* **Stated goal**
Each entry should be quoted word for word, including every mark of punctuation.

Stored records:
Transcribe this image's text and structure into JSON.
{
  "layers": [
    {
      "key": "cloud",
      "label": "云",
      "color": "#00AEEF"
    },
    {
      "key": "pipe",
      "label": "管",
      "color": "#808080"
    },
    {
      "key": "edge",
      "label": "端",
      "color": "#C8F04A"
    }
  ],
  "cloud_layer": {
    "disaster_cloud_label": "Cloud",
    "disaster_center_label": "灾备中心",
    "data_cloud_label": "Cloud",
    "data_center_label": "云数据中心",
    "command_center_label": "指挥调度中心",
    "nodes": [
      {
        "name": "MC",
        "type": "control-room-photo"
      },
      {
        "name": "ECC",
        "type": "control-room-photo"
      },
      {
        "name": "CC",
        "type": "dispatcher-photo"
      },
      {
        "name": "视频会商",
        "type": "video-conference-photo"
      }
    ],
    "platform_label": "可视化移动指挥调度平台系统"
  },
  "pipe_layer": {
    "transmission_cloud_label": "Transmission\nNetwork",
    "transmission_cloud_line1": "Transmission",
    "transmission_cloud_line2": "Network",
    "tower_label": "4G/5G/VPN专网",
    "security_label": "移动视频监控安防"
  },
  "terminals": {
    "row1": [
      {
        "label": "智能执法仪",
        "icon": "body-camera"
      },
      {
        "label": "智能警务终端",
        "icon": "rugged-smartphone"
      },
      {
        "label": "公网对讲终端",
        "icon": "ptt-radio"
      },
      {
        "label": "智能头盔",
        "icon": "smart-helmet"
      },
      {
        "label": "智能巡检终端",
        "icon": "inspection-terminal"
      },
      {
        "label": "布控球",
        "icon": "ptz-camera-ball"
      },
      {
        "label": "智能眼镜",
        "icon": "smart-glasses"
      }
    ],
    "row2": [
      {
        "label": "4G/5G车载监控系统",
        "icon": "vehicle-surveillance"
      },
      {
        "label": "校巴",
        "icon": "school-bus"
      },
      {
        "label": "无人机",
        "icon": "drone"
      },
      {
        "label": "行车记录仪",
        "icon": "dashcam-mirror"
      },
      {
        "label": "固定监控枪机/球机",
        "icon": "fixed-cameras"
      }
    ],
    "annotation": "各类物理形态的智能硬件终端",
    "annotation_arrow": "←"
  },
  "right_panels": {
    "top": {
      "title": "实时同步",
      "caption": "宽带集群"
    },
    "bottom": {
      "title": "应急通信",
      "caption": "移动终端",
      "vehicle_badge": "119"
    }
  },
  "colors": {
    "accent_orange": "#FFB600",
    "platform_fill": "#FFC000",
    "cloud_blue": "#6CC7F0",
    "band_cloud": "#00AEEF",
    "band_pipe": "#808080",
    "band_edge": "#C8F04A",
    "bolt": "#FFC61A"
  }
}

* **Reply to the exercise**
Transcribe this image's text and structure into JSON.
{
  "layers": [
    {
      "key": "cloud",
      "label": "云",
      "color": "#00AEEF"
    },
    {
      "key": "pipe",
      "label": "管",
      "color": "#808080"
    },
    {
      "key": "edge",
      "label": "端",
      "color": "#C8F04A"
    }
  ],
  "cloud_layer": {
    "disaster_cloud_label": "Cloud",
    "disaster_center_label": "灾备中心",
    "data_cloud_label": "Cloud",
    "data_center_label": "云数据中心",
    "command_center_label": "指挥调度中心",
    "nodes": [
      {
        "name": "MC",
        "type": "control-room-photo"
      },
      {
        "name": "ECC",
        "type": "control-room-photo"
      },
      {
        "name": "CC",
        "type": "dispatcher-photo"
      },
      {
        "name": "视频会商",
        "type": "video-conference-photo"
      }
    ],
    "platform_label": "可视化移动指挥调度平台系统"
  },
  "pipe_layer": {
    "transmission_cloud_label": "Transmission\nNetwork",
    "transmission_cloud_line1": "Transmission",
    "transmission_cloud_line2": "Network",
    "tower_label": "4G/5G/VPN专网",
    "security_label": "移动视频监控安防"
  },
  "terminals": {
    "row1": [
      {
        "label": "智能执法仪",
        "icon": "body-camera"
      },
      {
        "label": "智能警务终端",
        "icon": "rugged-smartphone"
      },
      {
        "label": "公网对讲终端",
        "icon": "ptt-radio"
      },
      {
        "label": "智能头盔",
        "icon": "smart-helmet"
      },
      {
        "label": "智能巡检终端",
        "icon": "inspection-terminal"
      },
      {
        "label": "布控球",
        "icon": "ptz-camera-ball"
      },
      {
        "label": "智能眼镜",
        "icon": "smart-glasses"
      }
    ],
    "row2": [
      {
        "label": "4G/5G车载监控系统",
        "icon": "vehicle-surveillance"
      },
      {
        "label": "校巴",
        "icon": "school-bus"
      },
      {
        "label": "无人机",
        "icon": "drone"
      },
      {
        "label": "行车记录仪",
        "icon": "dashcam-mirror"
      },
      {
        "label": "固定监控枪机/球机",
        "icon": "fixed-cameras"
      }
    ],
    "annotation": "各类物理形态的智能硬件终端",
    "annotation_arrow": "←"
  },
  "right_panels": {
    "top": {
      "title": "实时同步",
      "caption": "宽带集群"
    },
    "bottom": {
      "title": "应急通信",
      "caption": "移动终端",
      "vehicle_badge": "119"
    }
  },
  "colors": {
    "accent_orange": "#FFB600",
    "platform_fill": "#FFC000",
    "cloud_blue": "#6CC7F0",
    "band_cloud": "#00AEEF",
    "band_pipe": "#808080",
    "band_edge": "#C8F04A",
    "bolt": "#FFC61A"
  }
}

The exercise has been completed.